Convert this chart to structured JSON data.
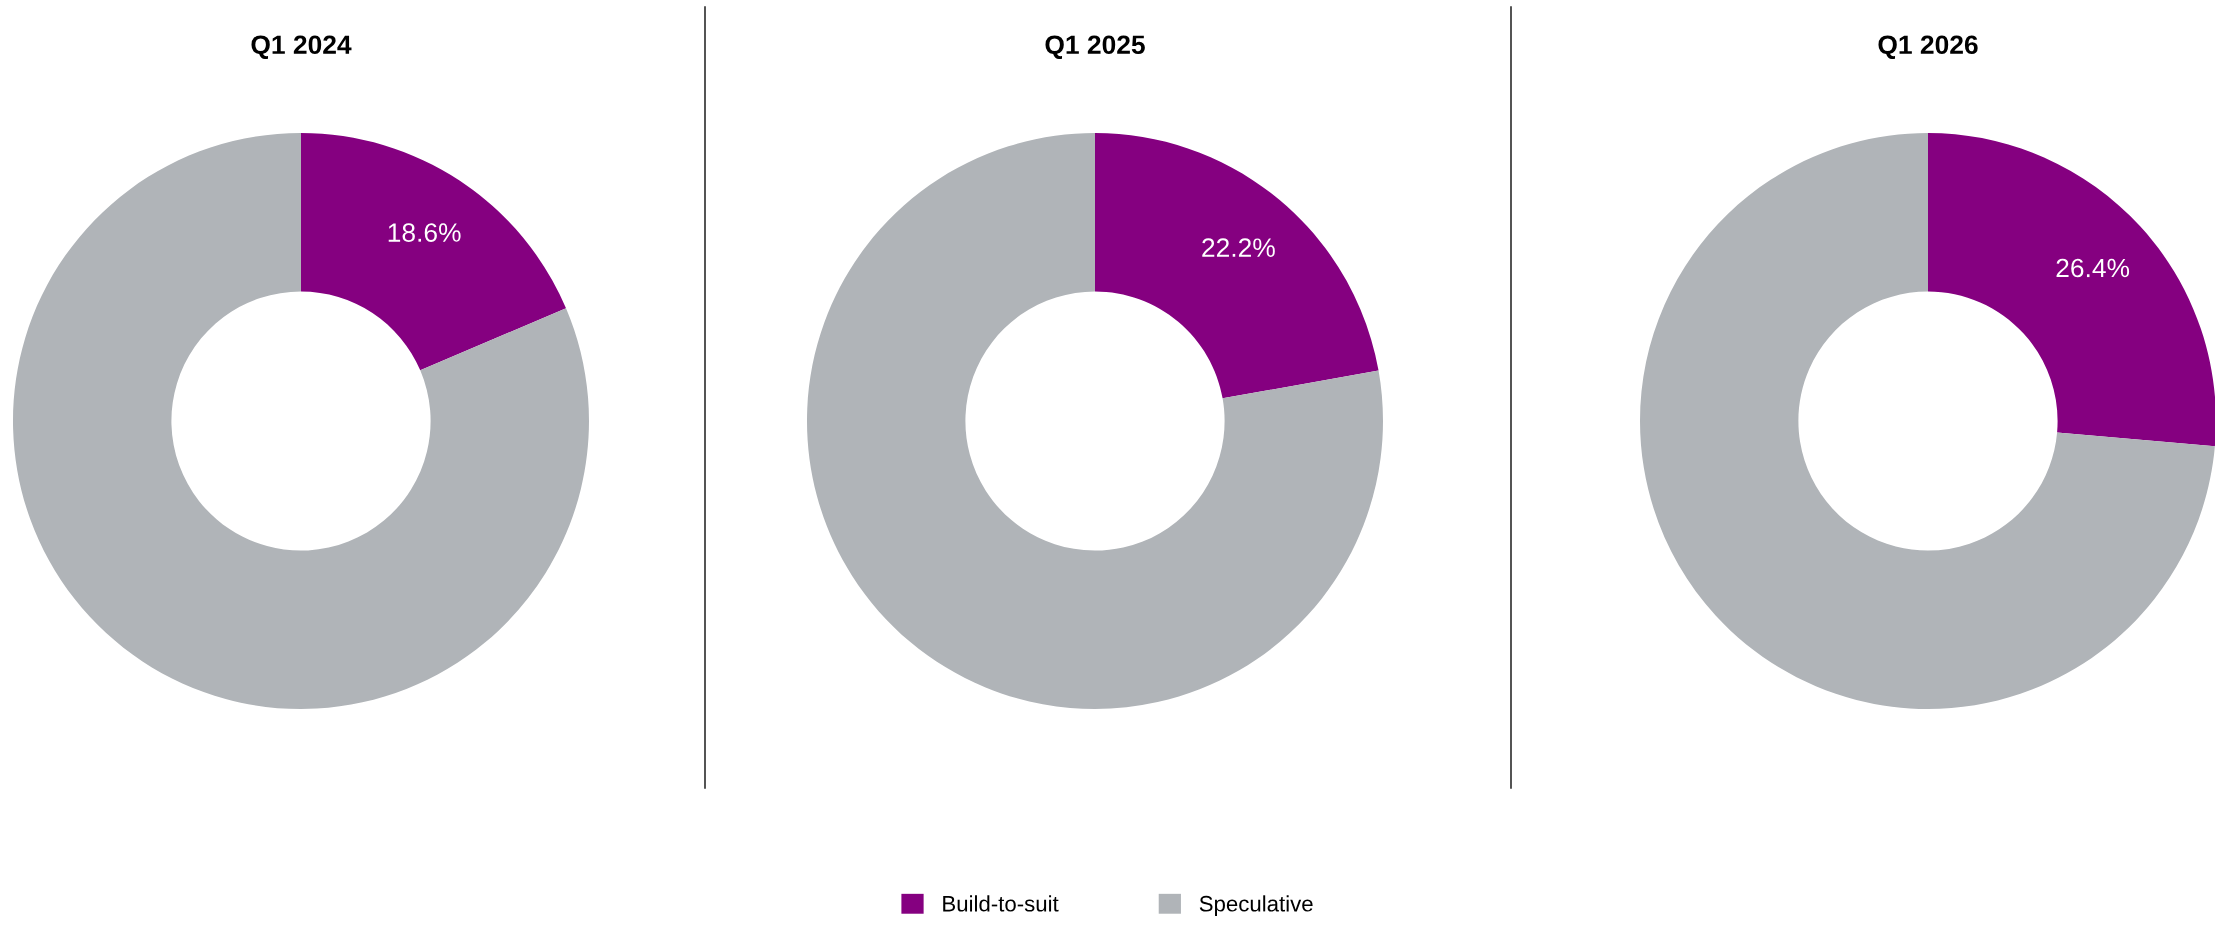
{
  "chart_data": [
    {
      "type": "donut",
      "title": "Q1 2024",
      "categories": [
        null,
        null
      ],
      "values": [
        18.6,
        81.4
      ],
      "colors": [
        "#850080",
        "#b0b4b8"
      ],
      "value_labels": [
        "18.6%",
        null
      ],
      "legend": false
    },
    {
      "type": "donut",
      "title": "Q1 2025",
      "categories": [
        "Build-to-suit",
        "Speculative"
      ],
      "values": [
        22.2,
        77.8
      ],
      "colors": [
        "#850080",
        "#b0b4b8"
      ],
      "value_labels": [
        "22.2%",
        null
      ],
      "legend": "bottom"
    },
    {
      "type": "donut",
      "title": "Q1 2026",
      "categories": [
        null,
        null
      ],
      "values": [
        26.4,
        73.6
      ],
      "colors": [
        "#850080",
        "#b0b4b8"
      ],
      "value_labels": [
        "26.4%",
        null
      ],
      "legend": false
    }
  ]
}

WRITTEN REQUEST:
Leaving aside the images, write out the entries above word for word.

SOLUTION TO THIS EXERCISE:
Convert this chart to structured JSON data.
{
  "chart_data": [
    {
      "type": "donut",
      "title": "Q1 2024",
      "categories": [
        null,
        null
      ],
      "values": [
        18.6,
        81.4
      ],
      "colors": [
        "#850080",
        "#b0b4b8"
      ],
      "value_labels": [
        "18.6%",
        null
      ],
      "legend": false
    },
    {
      "type": "donut",
      "title": "Q1 2025",
      "categories": [
        "Build-to-suit",
        "Speculative"
      ],
      "values": [
        22.2,
        77.8
      ],
      "colors": [
        "#850080",
        "#b0b4b8"
      ],
      "value_labels": [
        "22.2%",
        null
      ],
      "legend": "bottom"
    },
    {
      "type": "donut",
      "title": "Q1 2026",
      "categories": [
        null,
        null
      ],
      "values": [
        26.4,
        73.6
      ],
      "colors": [
        "#850080",
        "#b0b4b8"
      ],
      "value_labels": [
        "26.4%",
        null
      ],
      "legend": false
    }
  ]
}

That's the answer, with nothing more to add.